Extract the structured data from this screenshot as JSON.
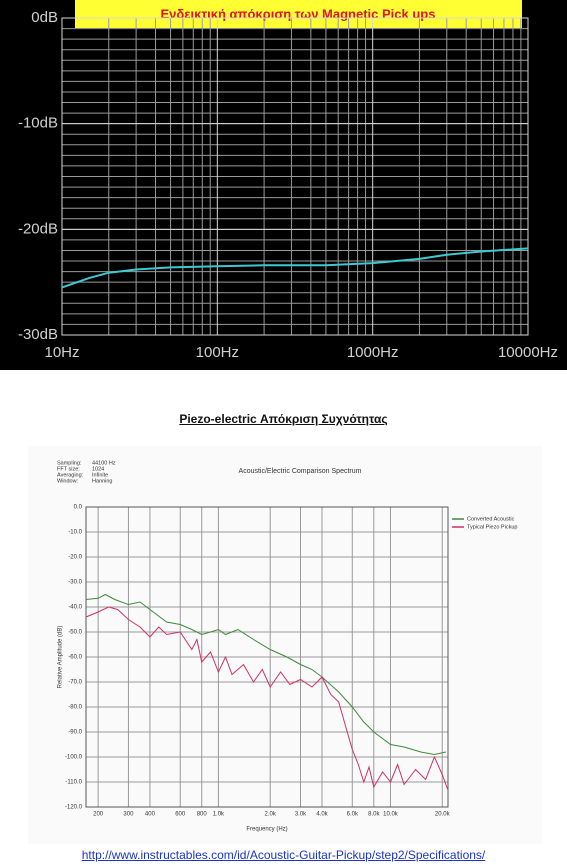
{
  "heading": "Piezo-electric Απόκριση Συχνότητας",
  "link": "http://www.instructables.com/id/Acoustic-Guitar-Pickup/step2/Specifications/",
  "chart_data": [
    {
      "type": "line",
      "title": "Ενδεικτική απόκριση των Magnetic Pick ups",
      "x": [
        10,
        15,
        20,
        30,
        50,
        100,
        200,
        500,
        1000,
        2000,
        3000,
        5000,
        10000
      ],
      "values": [
        -25.5,
        -24.6,
        -24.1,
        -23.8,
        -23.6,
        -23.5,
        -23.4,
        -23.4,
        -23.2,
        -22.8,
        -22.4,
        -22.1,
        -21.8
      ],
      "color": "#3ec8d0",
      "xscale": "log",
      "grid": true,
      "minor_grid": true,
      "xlim": [
        10,
        10000
      ],
      "xticks": [
        {
          "value": 10,
          "label": "10Hz"
        },
        {
          "value": 100,
          "label": "100Hz"
        },
        {
          "value": 1000,
          "label": "1000Hz"
        },
        {
          "value": 10000,
          "label": "10000Hz"
        }
      ],
      "ylim": [
        -30,
        0
      ],
      "yticks": [
        {
          "value": 0,
          "label": "0dB"
        },
        {
          "value": -10,
          "label": "-10dB"
        },
        {
          "value": -20,
          "label": "-20dB"
        },
        {
          "value": -30,
          "label": "-30dB"
        }
      ]
    },
    {
      "type": "line",
      "title": "Acoustic/Electric Comparison Spectrum",
      "info": [
        [
          "Sampling:",
          "44100 Hz"
        ],
        [
          "FFT size:",
          "1024"
        ],
        [
          "Averaging:",
          "Infinite"
        ],
        [
          "Window:",
          "Hanning"
        ]
      ],
      "xlabel": "Frequency (Hz)",
      "ylabel": "Relative Amplitude (dB)",
      "xscale": "log",
      "grid": true,
      "minor_grid": false,
      "legend": "top-right",
      "xlim": [
        170,
        21600
      ],
      "xticks": [
        200,
        300,
        400,
        600,
        800,
        {
          "value": 1000,
          "label": "1.0k"
        },
        {
          "value": 2000,
          "label": "2.0k"
        },
        {
          "value": 3000,
          "label": "3.0k"
        },
        {
          "value": 4000,
          "label": "4.0k"
        },
        {
          "value": 6000,
          "label": "6.0k"
        },
        {
          "value": 8000,
          "label": "8.0k"
        },
        {
          "value": 10000,
          "label": "10.0k"
        },
        {
          "value": 20000,
          "label": "20.0k"
        }
      ],
      "ylim": [
        -120,
        0
      ],
      "yticks": [
        {
          "value": 0,
          "label": "0.0"
        },
        {
          "value": -10,
          "label": "-10.0"
        },
        {
          "value": -20,
          "label": "-20.0"
        },
        {
          "value": -30,
          "label": "-30.0"
        },
        {
          "value": -40,
          "label": "-40.0"
        },
        {
          "value": -50,
          "label": "-50.0"
        },
        {
          "value": -60,
          "label": "-60.0"
        },
        {
          "value": -70,
          "label": "-70.0"
        },
        {
          "value": -80,
          "label": "-80.0"
        },
        {
          "value": -90,
          "label": "-90.0"
        },
        {
          "value": -100,
          "label": "-100.0"
        },
        {
          "value": -110,
          "label": "-110.0"
        },
        {
          "value": -120,
          "label": "-120.0"
        }
      ],
      "series": [
        {
          "name": "Converted Acoustic",
          "color": "#3f8a3a",
          "x": [
            170,
            200,
            220,
            250,
            300,
            350,
            400,
            500,
            600,
            700,
            800,
            900,
            1000,
            1100,
            1300,
            1600,
            2000,
            2500,
            3000,
            3500,
            4000,
            5000,
            6000,
            7000,
            8000,
            10000,
            12000,
            15000,
            18000,
            21000
          ],
          "values": [
            -37,
            -36.5,
            -35,
            -37,
            -39,
            -38,
            -41,
            -46,
            -47,
            -49,
            -51,
            -50,
            -49,
            -51,
            -49,
            -53,
            -57,
            -60,
            -63,
            -65,
            -68,
            -74,
            -80,
            -86,
            -90,
            -95,
            -96,
            -98,
            -99,
            -98
          ]
        },
        {
          "name": "Typical Piezo Pickup",
          "color": "#d0306a",
          "x": [
            170,
            200,
            230,
            260,
            300,
            350,
            400,
            450,
            500,
            600,
            700,
            750,
            800,
            900,
            1000,
            1100,
            1200,
            1400,
            1600,
            1800,
            2000,
            2300,
            2600,
            3000,
            3500,
            4000,
            4500,
            5000,
            5500,
            6000,
            6500,
            7000,
            7500,
            8000,
            9000,
            10000,
            11000,
            12000,
            14000,
            16000,
            18000,
            20000,
            21500
          ],
          "values": [
            -44,
            -42,
            -40,
            -41,
            -45,
            -48,
            -52,
            -48,
            -51,
            -50,
            -57,
            -53,
            -62,
            -58,
            -66,
            -60,
            -67,
            -63,
            -70,
            -65,
            -72,
            -66,
            -71,
            -69,
            -72,
            -68,
            -75,
            -78,
            -88,
            -97,
            -103,
            -110,
            -104,
            -112,
            -106,
            -110,
            -103,
            -111,
            -105,
            -109,
            -100,
            -107,
            -113
          ]
        }
      ]
    }
  ]
}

PROBLEM TO WORK ON: Extract all the entries word for word; omit any pictures.

TASK SOLUTION:
Extract the structured data from this screenshot as JSON.
{
  "heading": "Piezo-electric Απόκριση Συχνότητας",
  "link": "http://www.instructables.com/id/Acoustic-Guitar-Pickup/step2/Specifications/",
  "chart_data": [
    {
      "type": "line",
      "title": "Ενδεικτική απόκριση των Magnetic Pick ups",
      "x": [
        10,
        15,
        20,
        30,
        50,
        100,
        200,
        500,
        1000,
        2000,
        3000,
        5000,
        10000
      ],
      "values": [
        -25.5,
        -24.6,
        -24.1,
        -23.8,
        -23.6,
        -23.5,
        -23.4,
        -23.4,
        -23.2,
        -22.8,
        -22.4,
        -22.1,
        -21.8
      ],
      "color": "#3ec8d0",
      "xscale": "log",
      "grid": true,
      "minor_grid": true,
      "xlim": [
        10,
        10000
      ],
      "xticks": [
        {
          "value": 10,
          "label": "10Hz"
        },
        {
          "value": 100,
          "label": "100Hz"
        },
        {
          "value": 1000,
          "label": "1000Hz"
        },
        {
          "value": 10000,
          "label": "10000Hz"
        }
      ],
      "ylim": [
        -30,
        0
      ],
      "yticks": [
        {
          "value": 0,
          "label": "0dB"
        },
        {
          "value": -10,
          "label": "-10dB"
        },
        {
          "value": -20,
          "label": "-20dB"
        },
        {
          "value": -30,
          "label": "-30dB"
        }
      ]
    },
    {
      "type": "line",
      "title": "Acoustic/Electric Comparison Spectrum",
      "info": [
        [
          "Sampling:",
          "44100 Hz"
        ],
        [
          "FFT size:",
          "1024"
        ],
        [
          "Averaging:",
          "Infinite"
        ],
        [
          "Window:",
          "Hanning"
        ]
      ],
      "xlabel": "Frequency (Hz)",
      "ylabel": "Relative Amplitude (dB)",
      "xscale": "log",
      "grid": true,
      "minor_grid": false,
      "legend": "top-right",
      "xlim": [
        170,
        21600
      ],
      "xticks": [
        200,
        300,
        400,
        600,
        800,
        {
          "value": 1000,
          "label": "1.0k"
        },
        {
          "value": 2000,
          "label": "2.0k"
        },
        {
          "value": 3000,
          "label": "3.0k"
        },
        {
          "value": 4000,
          "label": "4.0k"
        },
        {
          "value": 6000,
          "label": "6.0k"
        },
        {
          "value": 8000,
          "label": "8.0k"
        },
        {
          "value": 10000,
          "label": "10.0k"
        },
        {
          "value": 20000,
          "label": "20.0k"
        }
      ],
      "ylim": [
        -120,
        0
      ],
      "yticks": [
        {
          "value": 0,
          "label": "0.0"
        },
        {
          "value": -10,
          "label": "-10.0"
        },
        {
          "value": -20,
          "label": "-20.0"
        },
        {
          "value": -30,
          "label": "-30.0"
        },
        {
          "value": -40,
          "label": "-40.0"
        },
        {
          "value": -50,
          "label": "-50.0"
        },
        {
          "value": -60,
          "label": "-60.0"
        },
        {
          "value": -70,
          "label": "-70.0"
        },
        {
          "value": -80,
          "label": "-80.0"
        },
        {
          "value": -90,
          "label": "-90.0"
        },
        {
          "value": -100,
          "label": "-100.0"
        },
        {
          "value": -110,
          "label": "-110.0"
        },
        {
          "value": -120,
          "label": "-120.0"
        }
      ],
      "series": [
        {
          "name": "Converted Acoustic",
          "color": "#3f8a3a",
          "x": [
            170,
            200,
            220,
            250,
            300,
            350,
            400,
            500,
            600,
            700,
            800,
            900,
            1000,
            1100,
            1300,
            1600,
            2000,
            2500,
            3000,
            3500,
            4000,
            5000,
            6000,
            7000,
            8000,
            10000,
            12000,
            15000,
            18000,
            21000
          ],
          "values": [
            -37,
            -36.5,
            -35,
            -37,
            -39,
            -38,
            -41,
            -46,
            -47,
            -49,
            -51,
            -50,
            -49,
            -51,
            -49,
            -53,
            -57,
            -60,
            -63,
            -65,
            -68,
            -74,
            -80,
            -86,
            -90,
            -95,
            -96,
            -98,
            -99,
            -98
          ]
        },
        {
          "name": "Typical Piezo Pickup",
          "color": "#d0306a",
          "x": [
            170,
            200,
            230,
            260,
            300,
            350,
            400,
            450,
            500,
            600,
            700,
            750,
            800,
            900,
            1000,
            1100,
            1200,
            1400,
            1600,
            1800,
            2000,
            2300,
            2600,
            3000,
            3500,
            4000,
            4500,
            5000,
            5500,
            6000,
            6500,
            7000,
            7500,
            8000,
            9000,
            10000,
            11000,
            12000,
            14000,
            16000,
            18000,
            20000,
            21500
          ],
          "values": [
            -44,
            -42,
            -40,
            -41,
            -45,
            -48,
            -52,
            -48,
            -51,
            -50,
            -57,
            -53,
            -62,
            -58,
            -66,
            -60,
            -67,
            -63,
            -70,
            -65,
            -72,
            -66,
            -71,
            -69,
            -72,
            -68,
            -75,
            -78,
            -88,
            -97,
            -103,
            -110,
            -104,
            -112,
            -106,
            -110,
            -103,
            -111,
            -105,
            -109,
            -100,
            -107,
            -113
          ]
        }
      ]
    }
  ]
}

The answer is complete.